**WHAT TO PRODUCE:** Output the line that contains "Output the underlying" and every line after it to the end of the entries, with nothing added or left out.

Figure record extracts:
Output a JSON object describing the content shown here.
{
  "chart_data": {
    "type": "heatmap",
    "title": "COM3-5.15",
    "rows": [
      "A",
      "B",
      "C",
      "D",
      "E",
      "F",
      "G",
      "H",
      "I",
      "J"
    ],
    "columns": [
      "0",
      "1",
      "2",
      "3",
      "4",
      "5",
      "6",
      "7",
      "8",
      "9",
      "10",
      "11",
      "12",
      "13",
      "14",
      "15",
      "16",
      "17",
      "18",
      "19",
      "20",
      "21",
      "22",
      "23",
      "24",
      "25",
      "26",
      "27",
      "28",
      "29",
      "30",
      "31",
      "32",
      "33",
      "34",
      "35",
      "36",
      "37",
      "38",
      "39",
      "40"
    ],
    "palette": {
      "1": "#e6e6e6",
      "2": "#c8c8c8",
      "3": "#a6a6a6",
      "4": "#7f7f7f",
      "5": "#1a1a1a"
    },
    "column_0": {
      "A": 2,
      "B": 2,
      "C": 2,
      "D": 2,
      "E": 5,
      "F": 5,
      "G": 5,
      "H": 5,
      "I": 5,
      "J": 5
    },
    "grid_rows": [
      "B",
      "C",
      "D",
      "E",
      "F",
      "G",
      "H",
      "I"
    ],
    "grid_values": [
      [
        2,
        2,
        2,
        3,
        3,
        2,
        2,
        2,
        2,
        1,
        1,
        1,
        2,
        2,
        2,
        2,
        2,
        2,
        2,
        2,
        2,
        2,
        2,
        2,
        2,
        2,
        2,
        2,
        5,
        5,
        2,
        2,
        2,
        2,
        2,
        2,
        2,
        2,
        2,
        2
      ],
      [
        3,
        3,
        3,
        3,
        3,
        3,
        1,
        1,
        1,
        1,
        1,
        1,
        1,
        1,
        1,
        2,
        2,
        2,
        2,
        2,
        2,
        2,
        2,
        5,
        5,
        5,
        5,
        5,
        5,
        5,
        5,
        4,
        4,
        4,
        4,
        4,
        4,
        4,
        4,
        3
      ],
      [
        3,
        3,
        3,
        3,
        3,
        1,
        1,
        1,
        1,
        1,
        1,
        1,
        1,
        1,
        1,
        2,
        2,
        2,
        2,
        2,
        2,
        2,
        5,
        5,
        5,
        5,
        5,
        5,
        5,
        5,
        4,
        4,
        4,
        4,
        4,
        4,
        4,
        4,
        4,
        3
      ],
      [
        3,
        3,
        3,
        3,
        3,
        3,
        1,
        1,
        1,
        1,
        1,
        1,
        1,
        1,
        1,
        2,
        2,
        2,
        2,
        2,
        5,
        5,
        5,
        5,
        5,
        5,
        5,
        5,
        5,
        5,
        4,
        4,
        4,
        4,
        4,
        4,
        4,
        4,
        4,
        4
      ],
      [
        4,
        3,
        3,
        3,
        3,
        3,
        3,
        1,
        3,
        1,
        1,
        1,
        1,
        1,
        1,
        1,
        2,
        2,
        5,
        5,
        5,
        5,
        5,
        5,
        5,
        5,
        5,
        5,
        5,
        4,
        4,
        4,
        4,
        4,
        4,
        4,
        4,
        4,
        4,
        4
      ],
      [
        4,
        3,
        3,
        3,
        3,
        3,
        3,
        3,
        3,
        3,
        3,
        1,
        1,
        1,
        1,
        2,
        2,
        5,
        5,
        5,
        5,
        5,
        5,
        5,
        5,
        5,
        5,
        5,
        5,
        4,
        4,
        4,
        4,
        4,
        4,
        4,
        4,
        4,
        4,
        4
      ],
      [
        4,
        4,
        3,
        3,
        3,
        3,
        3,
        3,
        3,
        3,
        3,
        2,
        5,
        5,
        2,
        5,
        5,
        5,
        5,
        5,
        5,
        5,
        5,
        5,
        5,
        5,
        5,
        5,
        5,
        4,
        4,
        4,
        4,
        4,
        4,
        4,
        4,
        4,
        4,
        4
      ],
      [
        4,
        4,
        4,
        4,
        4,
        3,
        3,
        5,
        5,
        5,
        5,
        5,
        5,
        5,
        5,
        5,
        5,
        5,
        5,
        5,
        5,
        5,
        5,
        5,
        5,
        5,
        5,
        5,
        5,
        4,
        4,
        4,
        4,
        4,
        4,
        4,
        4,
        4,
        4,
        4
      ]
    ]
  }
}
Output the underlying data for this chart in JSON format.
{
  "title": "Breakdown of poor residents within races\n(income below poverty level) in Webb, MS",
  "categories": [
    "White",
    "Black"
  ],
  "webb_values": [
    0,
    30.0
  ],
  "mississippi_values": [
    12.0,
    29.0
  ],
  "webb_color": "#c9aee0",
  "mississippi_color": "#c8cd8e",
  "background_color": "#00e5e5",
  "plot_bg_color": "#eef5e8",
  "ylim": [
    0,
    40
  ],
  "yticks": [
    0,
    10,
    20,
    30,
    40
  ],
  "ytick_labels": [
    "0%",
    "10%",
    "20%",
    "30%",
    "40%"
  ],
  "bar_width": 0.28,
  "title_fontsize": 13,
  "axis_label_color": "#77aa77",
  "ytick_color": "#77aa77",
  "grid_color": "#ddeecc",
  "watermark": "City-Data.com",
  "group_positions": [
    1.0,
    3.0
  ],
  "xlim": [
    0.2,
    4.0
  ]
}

**SOLUTION TO THIS TASK:**
Output the underlying data for this chart in JSON format.
{
  "title": "Breakdown of poor residents within races\n(income below poverty level) in Webb, MS",
  "categories": [
    "White",
    "Black"
  ],
  "webb_values": [
    0,
    30.0
  ],
  "mississippi_values": [
    12.0,
    29.0
  ],
  "webb_color": "#c9aee0",
  "mississippi_color": "#c8cd8e",
  "background_color": "#00e5e5",
  "plot_bg_color": "#eef5e8",
  "ylim": [
    0,
    40
  ],
  "yticks": [
    0,
    10,
    20,
    30,
    40
  ],
  "ytick_labels": [
    "0%",
    "10%",
    "20%",
    "30%",
    "40%"
  ],
  "bar_width": 0.28,
  "title_fontsize": 13,
  "axis_label_color": "#77aa77",
  "ytick_color": "#77aa77",
  "grid_color": "#ddeecc",
  "watermark": "City-Data.com",
  "group_positions": [
    1.0,
    3.0
  ],
  "xlim": [
    0.2,
    4.0
  ]
}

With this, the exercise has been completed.